START Provided entries

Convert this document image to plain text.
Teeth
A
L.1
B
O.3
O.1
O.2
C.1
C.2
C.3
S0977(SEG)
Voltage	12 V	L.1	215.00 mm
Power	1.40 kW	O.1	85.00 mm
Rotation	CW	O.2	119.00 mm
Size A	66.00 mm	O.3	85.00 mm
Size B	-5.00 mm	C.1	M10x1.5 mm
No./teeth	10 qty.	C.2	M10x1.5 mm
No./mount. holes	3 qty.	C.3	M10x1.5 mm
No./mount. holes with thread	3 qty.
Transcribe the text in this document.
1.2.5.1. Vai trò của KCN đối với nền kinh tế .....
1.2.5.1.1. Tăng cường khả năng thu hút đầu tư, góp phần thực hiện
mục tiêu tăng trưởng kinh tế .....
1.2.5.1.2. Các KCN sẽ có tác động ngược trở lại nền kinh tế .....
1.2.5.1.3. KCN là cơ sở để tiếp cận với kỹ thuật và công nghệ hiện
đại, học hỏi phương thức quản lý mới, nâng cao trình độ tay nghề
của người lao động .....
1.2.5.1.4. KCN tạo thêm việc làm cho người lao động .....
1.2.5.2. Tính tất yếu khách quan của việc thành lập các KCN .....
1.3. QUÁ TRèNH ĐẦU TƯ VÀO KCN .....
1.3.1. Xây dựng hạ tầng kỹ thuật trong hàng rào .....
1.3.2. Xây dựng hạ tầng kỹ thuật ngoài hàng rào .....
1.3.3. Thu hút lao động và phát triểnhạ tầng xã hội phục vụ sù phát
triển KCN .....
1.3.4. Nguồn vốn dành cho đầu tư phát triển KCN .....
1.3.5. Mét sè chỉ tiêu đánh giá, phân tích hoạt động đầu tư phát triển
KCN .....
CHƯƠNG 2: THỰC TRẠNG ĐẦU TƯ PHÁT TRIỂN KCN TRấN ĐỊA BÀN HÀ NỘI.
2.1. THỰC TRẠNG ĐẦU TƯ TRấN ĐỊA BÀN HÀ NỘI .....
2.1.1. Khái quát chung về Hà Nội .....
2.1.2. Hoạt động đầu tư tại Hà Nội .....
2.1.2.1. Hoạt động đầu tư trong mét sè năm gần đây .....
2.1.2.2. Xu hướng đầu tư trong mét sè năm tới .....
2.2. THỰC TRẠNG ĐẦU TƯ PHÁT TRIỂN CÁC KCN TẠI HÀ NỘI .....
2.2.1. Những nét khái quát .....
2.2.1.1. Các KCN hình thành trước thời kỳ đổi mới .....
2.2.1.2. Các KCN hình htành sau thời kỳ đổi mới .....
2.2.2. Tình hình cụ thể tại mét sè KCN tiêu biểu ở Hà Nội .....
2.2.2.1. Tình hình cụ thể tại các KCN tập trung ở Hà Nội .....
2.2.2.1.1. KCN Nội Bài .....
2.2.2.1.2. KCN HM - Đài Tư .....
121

END Provided entries

*What is required*.
What is the number of lines above that hold the string "this"? Answer with that number alone.

*Answer to the task*.
2